The entries that follow should be written out exactly.

══════════

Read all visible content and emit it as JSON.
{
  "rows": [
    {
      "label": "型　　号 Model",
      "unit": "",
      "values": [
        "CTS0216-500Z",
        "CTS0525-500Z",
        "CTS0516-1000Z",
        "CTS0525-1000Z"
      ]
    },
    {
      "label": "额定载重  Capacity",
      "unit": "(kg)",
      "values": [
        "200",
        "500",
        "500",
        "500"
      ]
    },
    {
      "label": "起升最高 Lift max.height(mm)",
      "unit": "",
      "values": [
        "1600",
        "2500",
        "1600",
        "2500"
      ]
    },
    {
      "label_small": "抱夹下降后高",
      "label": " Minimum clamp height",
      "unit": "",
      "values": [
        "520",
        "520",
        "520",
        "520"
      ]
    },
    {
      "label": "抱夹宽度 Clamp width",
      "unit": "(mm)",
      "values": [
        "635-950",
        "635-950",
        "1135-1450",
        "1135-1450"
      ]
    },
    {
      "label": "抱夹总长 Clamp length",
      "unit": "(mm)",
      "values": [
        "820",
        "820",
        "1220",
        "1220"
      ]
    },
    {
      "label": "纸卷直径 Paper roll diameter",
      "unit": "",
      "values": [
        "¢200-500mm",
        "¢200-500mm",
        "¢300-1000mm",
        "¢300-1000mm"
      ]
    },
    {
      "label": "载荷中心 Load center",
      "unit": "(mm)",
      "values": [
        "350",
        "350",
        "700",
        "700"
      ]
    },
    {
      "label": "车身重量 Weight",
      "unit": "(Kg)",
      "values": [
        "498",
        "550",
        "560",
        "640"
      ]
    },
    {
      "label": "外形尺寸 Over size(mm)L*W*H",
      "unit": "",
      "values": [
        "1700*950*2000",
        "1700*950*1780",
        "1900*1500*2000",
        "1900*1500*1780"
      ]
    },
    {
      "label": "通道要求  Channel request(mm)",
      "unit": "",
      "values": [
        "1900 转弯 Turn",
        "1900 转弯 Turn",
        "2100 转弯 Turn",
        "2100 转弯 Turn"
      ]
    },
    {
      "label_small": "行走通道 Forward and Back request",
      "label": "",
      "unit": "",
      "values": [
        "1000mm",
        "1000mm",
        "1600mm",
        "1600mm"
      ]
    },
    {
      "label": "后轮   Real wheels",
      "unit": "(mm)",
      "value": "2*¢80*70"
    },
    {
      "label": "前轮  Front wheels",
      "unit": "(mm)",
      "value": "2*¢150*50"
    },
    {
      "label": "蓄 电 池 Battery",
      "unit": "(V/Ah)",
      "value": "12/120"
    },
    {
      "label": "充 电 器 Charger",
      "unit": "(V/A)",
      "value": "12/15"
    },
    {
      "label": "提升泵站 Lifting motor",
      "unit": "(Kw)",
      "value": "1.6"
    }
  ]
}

══════════

COMPLETE OUTPUT ->
Read all visible content and emit it as JSON.
{
  "rows": [
    {
      "label": "型　　号 Model",
      "unit": "",
      "values": [
        "CTS0216-500Z",
        "CTS0525-500Z",
        "CTS0516-1000Z",
        "CTS0525-1000Z"
      ]
    },
    {
      "label": "额定载重  Capacity",
      "unit": "(kg)",
      "values": [
        "200",
        "500",
        "500",
        "500"
      ]
    },
    {
      "label": "起升最高 Lift max.height(mm)",
      "unit": "",
      "values": [
        "1600",
        "2500",
        "1600",
        "2500"
      ]
    },
    {
      "label_small": "抱夹下降后高",
      "label": " Minimum clamp height",
      "unit": "",
      "values": [
        "520",
        "520",
        "520",
        "520"
      ]
    },
    {
      "label": "抱夹宽度 Clamp width",
      "unit": "(mm)",
      "values": [
        "635-950",
        "635-950",
        "1135-1450",
        "1135-1450"
      ]
    },
    {
      "label": "抱夹总长 Clamp length",
      "unit": "(mm)",
      "values": [
        "820",
        "820",
        "1220",
        "1220"
      ]
    },
    {
      "label": "纸卷直径 Paper roll diameter",
      "unit": "",
      "values": [
        "¢200-500mm",
        "¢200-500mm",
        "¢300-1000mm",
        "¢300-1000mm"
      ]
    },
    {
      "label": "载荷中心 Load center",
      "unit": "(mm)",
      "values": [
        "350",
        "350",
        "700",
        "700"
      ]
    },
    {
      "label": "车身重量 Weight",
      "unit": "(Kg)",
      "values": [
        "498",
        "550",
        "560",
        "640"
      ]
    },
    {
      "label": "外形尺寸 Over size(mm)L*W*H",
      "unit": "",
      "values": [
        "1700*950*2000",
        "1700*950*1780",
        "1900*1500*2000",
        "1900*1500*1780"
      ]
    },
    {
      "label": "通道要求  Channel request(mm)",
      "unit": "",
      "values": [
        "1900 转弯 Turn",
        "1900 转弯 Turn",
        "2100 转弯 Turn",
        "2100 转弯 Turn"
      ]
    },
    {
      "label_small": "行走通道 Forward and Back request",
      "label": "",
      "unit": "",
      "values": [
        "1000mm",
        "1000mm",
        "1600mm",
        "1600mm"
      ]
    },
    {
      "label": "后轮   Real wheels",
      "unit": "(mm)",
      "value": "2*¢80*70"
    },
    {
      "label": "前轮  Front wheels",
      "unit": "(mm)",
      "value": "2*¢150*50"
    },
    {
      "label": "蓄 电 池 Battery",
      "unit": "(V/Ah)",
      "value": "12/120"
    },
    {
      "label": "充 电 器 Charger",
      "unit": "(V/A)",
      "value": "12/15"
    },
    {
      "label": "提升泵站 Lifting motor",
      "unit": "(Kw)",
      "value": "1.6"
    }
  ]
}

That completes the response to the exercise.